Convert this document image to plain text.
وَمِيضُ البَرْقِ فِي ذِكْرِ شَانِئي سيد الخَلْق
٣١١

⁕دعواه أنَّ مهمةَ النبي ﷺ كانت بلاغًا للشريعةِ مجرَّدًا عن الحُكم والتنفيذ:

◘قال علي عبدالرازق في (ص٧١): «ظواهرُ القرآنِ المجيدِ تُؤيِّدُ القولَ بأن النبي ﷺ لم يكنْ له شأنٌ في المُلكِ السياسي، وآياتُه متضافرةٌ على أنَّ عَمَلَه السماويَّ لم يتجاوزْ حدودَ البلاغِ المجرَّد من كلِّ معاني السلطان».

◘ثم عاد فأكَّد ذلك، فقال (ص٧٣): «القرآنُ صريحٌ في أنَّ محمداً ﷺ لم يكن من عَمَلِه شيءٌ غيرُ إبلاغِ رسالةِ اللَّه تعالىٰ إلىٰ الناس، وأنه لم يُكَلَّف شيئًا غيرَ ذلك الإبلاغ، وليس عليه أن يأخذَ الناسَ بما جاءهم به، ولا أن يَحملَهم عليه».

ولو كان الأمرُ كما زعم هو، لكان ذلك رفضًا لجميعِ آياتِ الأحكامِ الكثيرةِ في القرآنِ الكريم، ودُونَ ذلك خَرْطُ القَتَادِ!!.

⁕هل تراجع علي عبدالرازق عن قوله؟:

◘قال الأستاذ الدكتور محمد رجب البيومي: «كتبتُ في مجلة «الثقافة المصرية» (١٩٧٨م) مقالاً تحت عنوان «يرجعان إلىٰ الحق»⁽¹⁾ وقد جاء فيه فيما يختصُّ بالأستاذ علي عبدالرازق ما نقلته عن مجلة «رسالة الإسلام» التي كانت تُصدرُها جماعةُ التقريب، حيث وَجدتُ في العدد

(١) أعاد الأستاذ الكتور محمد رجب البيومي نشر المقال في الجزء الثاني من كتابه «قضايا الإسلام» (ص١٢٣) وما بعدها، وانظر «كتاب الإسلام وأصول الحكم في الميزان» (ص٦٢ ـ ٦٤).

→ **The exercise**:
How many of the lines above hold the word "عبدالرازق"? Give only that number.

→ **Output of the exercise**:
3